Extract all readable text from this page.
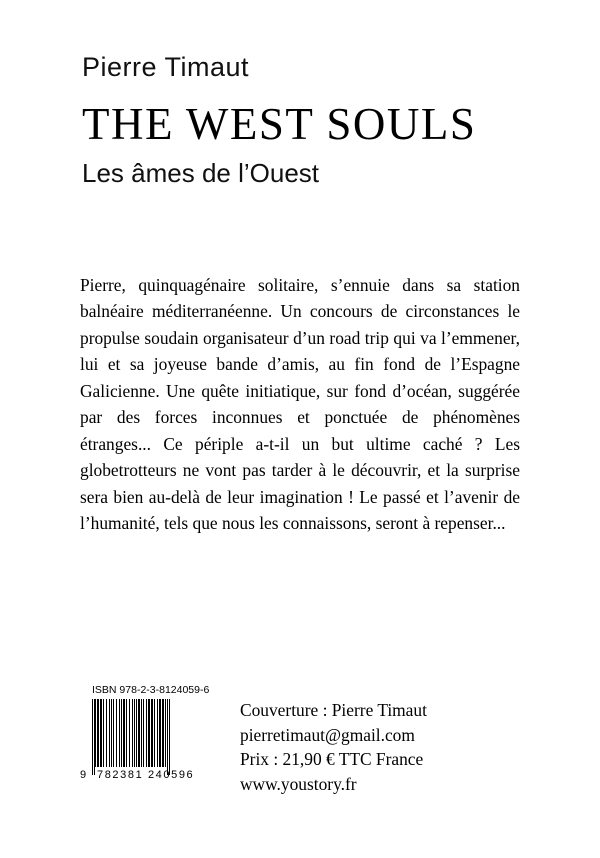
Pierre Timaut
THE WEST SOULS
Les âmes de l’Ouest
Pierre, quinquagénaire solitaire, s’ennuie dans sa station balnéaire méditerranéenne. Un concours de circonstances le propulse soudain organisateur d’un road trip qui va l’emmener, lui et sa joyeuse bande d’amis, au fin fond de l’Espagne Galicienne. Une quête initiatique, sur fond d’océan, suggérée par des forces inconnues et ponctuée de phénomènes étranges... Ce périple a-t-il un but ultime caché ? Les globetrotteurs ne vont pas tarder à le découvrir, et la surprise sera bien au-delà de leur imagination ! Le passé et l’avenir de l’humanité, tels que nous les connaissons, seront à repenser...
ISBN 978-2-3-8124059-6
9 782381 240596
Couverture : Pierre Timaut
pierretimaut@gmail.com
Prix : 21,90 € TTC France
www.youstory.fr
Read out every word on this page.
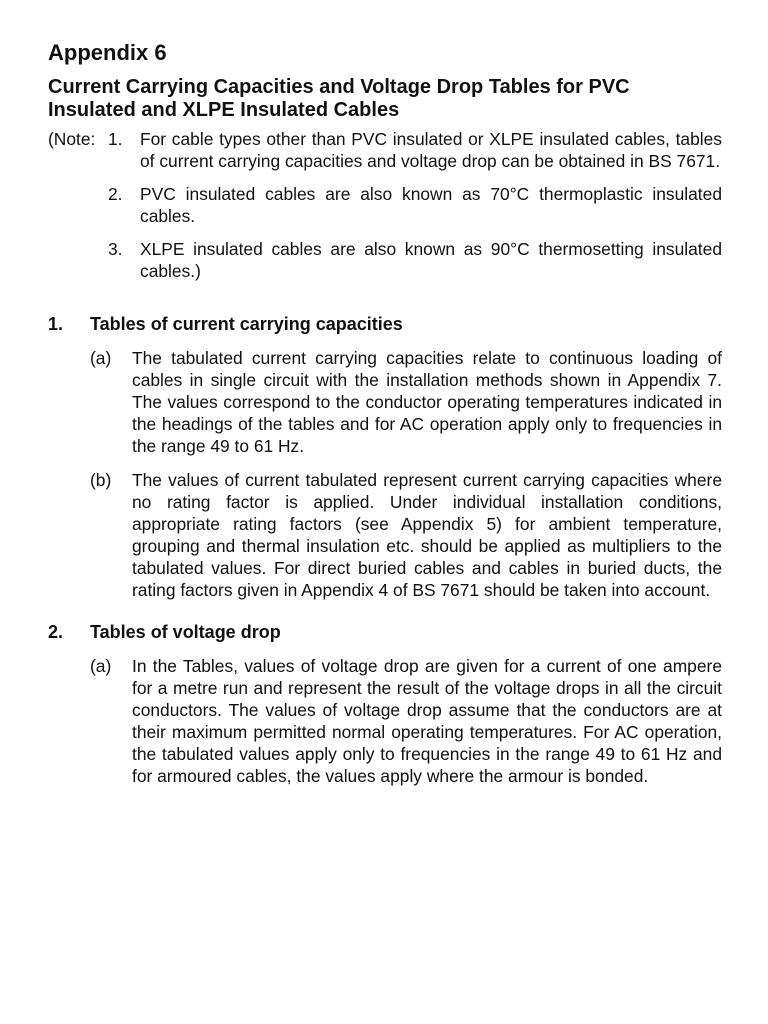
Appendix 6
Current Carrying Capacities and Voltage Drop Tables for PVC Insulated and XLPE Insulated Cables
(Note: 1.	For cable types other than PVC insulated or XLPE insulated cables, tables of current carrying capacities and voltage drop can be obtained in BS 7671.
2.	PVC insulated cables are also known as 70°C thermoplastic insulated cables.
3.	XLPE insulated cables are also known as 90°C thermosetting insulated cables.)
1.	Tables of current carrying capacities
(a)	The tabulated current carrying capacities relate to continuous loading of cables in single circuit with the installation methods shown in Appendix 7. The values correspond to the conductor operating temperatures indicated in the headings of the tables and for AC operation apply only to frequencies in the range 49 to 61 Hz.
(b)	The values of current tabulated represent current carrying capacities where no rating factor is applied. Under individual installation conditions, appropriate rating factors (see Appendix 5) for ambient temperature, grouping and thermal insulation etc. should be applied as multipliers to the tabulated values. For direct buried cables and cables in buried ducts, the rating factors given in Appendix 4 of BS 7671 should be taken into account.
2.	Tables of voltage drop
(a)	In the Tables, values of voltage drop are given for a current of one ampere for a metre run and represent the result of the voltage drops in all the circuit conductors. The values of voltage drop assume that the conductors are at their maximum permitted normal operating temperatures. For AC operation, the tabulated values apply only to frequencies in the range 49 to 61 Hz and for armoured cables, the values apply where the armour is bonded.
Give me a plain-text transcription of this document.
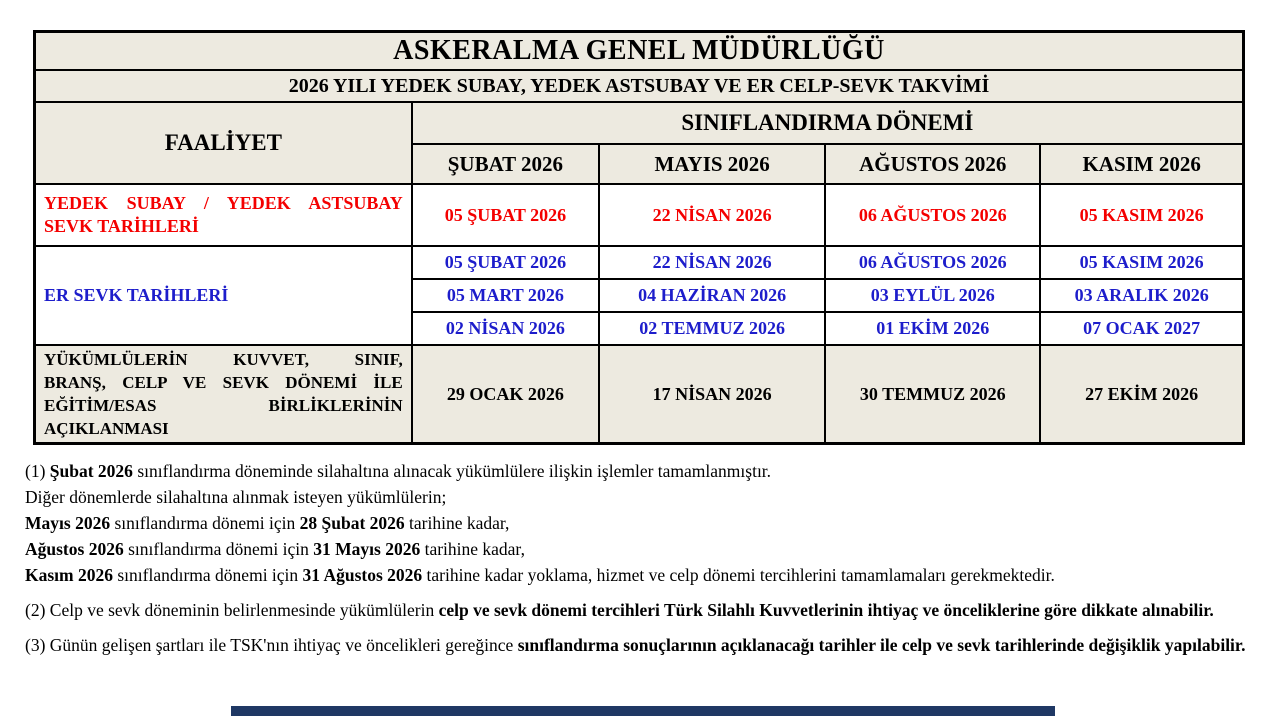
ASKERALMA GENEL MÜDÜRLÜĞÜ				
2026 YILI YEDEK SUBAY, YEDEK ASTSUBAY VE ER CELP-SEVK TAKVİMİ				
FAALİYET	SINIFLANDIRMA DÖNEMİ			
	ŞUBAT 2026	MAYIS 2026	AĞUSTOS 2026	KASIM 2026

YEDEK SUBAY / YEDEK ASTSUBAY
SEVK TARİHLERİ	05 ŞUBAT 2026	22 NİSAN 2026	06 AĞUSTOS 2026	05 KASIM 2026

ER SEVK TARİHLERİ	05 ŞUBAT 2026	22 NİSAN 2026	06 AĞUSTOS 2026	05 KASIM 2026
	05 MART 2026	04 HAZİRAN 2026	03 EYLÜL 2026	03 ARALIK 2026
	02 NİSAN 2026	02 TEMMUZ 2026	01 EKİM 2026	07 OCAK 2027

YÜKÜMLÜLERİN KUVVET, SINIF,
BRANŞ, CELP VE SEVK DÖNEMİ İLE
EĞİTİM/ESAS BİRLİKLERİNİN
AÇIKLANMASI	29 OCAK 2026	17 NİSAN 2026	30 TEMMUZ 2026	27 EKİM 2026
(1) Şubat 2026 sınıflandırma döneminde silahaltına alınacak yükümlülere ilişkin işlemler tamamlanmıştır.
Diğer dönemlerde silahaltına alınmak isteyen yükümlülerin;
Mayıs 2026 sınıflandırma dönemi için 28 Şubat 2026 tarihine kadar,
Ağustos 2026 sınıflandırma dönemi için 31 Mayıs 2026 tarihine kadar,
Kasım 2026 sınıflandırma dönemi için 31 Ağustos 2026 tarihine kadar yoklama, hizmet ve celp dönemi tercihlerini tamamlamaları gerekmektedir.
(2) Celp ve sevk döneminin belirlenmesinde yükümlülerin celp ve sevk dönemi tercihleri Türk Silahlı Kuvvetlerinin ihtiyaç ve önceliklerine göre dikkate alınabilir.
(3) Günün gelişen şartları ile TSK'nın ihtiyaç ve öncelikleri gereğince sınıflandırma sonuçlarının açıklanacağı tarihler ile celp ve sevk tarihlerinde değişiklik yapılabilir.
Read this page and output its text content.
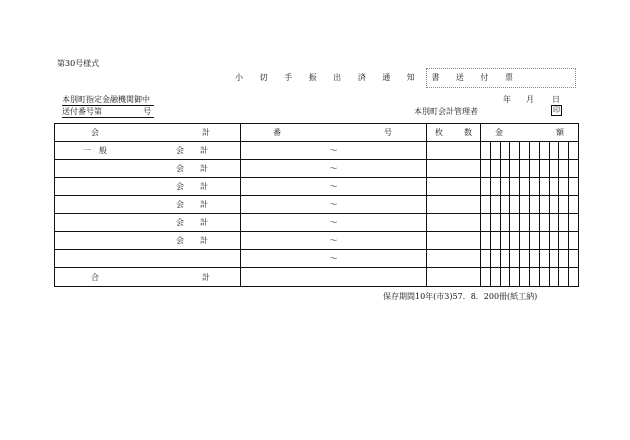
第30号様式
小 切 手 振 出 済 通 知 書 送 付 票
本別町指定金融機関御中
送付番号第	号
年 月 日
本別町会計管理者	印
会 計	番 号	枚 数	金 額

一　般 会　　計	～		

会　　計	～		

会　　計	～		

会　　計	～		

会　　計	～		

会　　計	～		

	～		

合 計			

保存期間10年(市3)57．8．200冊(紙工納)
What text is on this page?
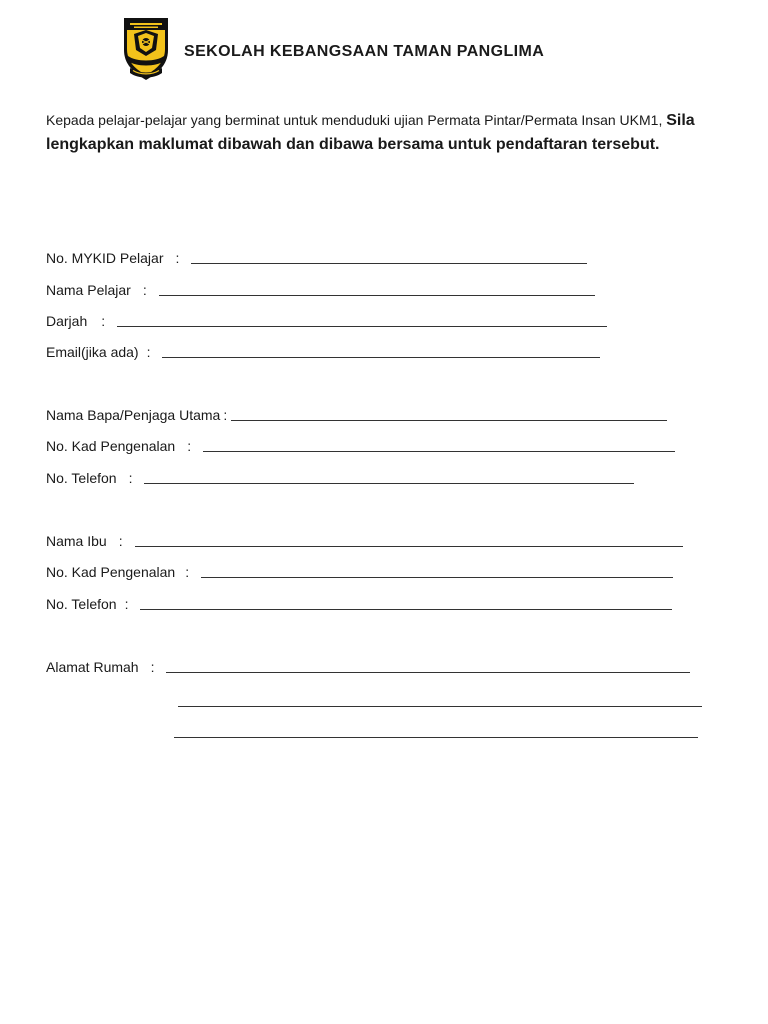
SEKOLAH KEBANGSAAN TAMAN PANGLIMA
Kepada pelajar-pelajar yang berminat untuk menduduki ujian Permata Pintar/Permata Insan UKM1, Sila lengkapkan maklumat dibawah dan dibawa bersama untuk pendaftaran tersebut.
No. MYKID Pelajar :
Nama Pelajar :
Darjah :
Email(jika ada) :
Nama Bapa/Penjaga Utama :
No. Kad Pengenalan :
No. Telefon :
Nama Ibu :
No. Kad Pengenalan :
No. Telefon :
Alamat Rumah :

++++++++++

EXERCISE INSTRUCTIONS:
Report the number of lines in the entries above that include the string "where". Give nothing but the number.

THE SOLUTION:
2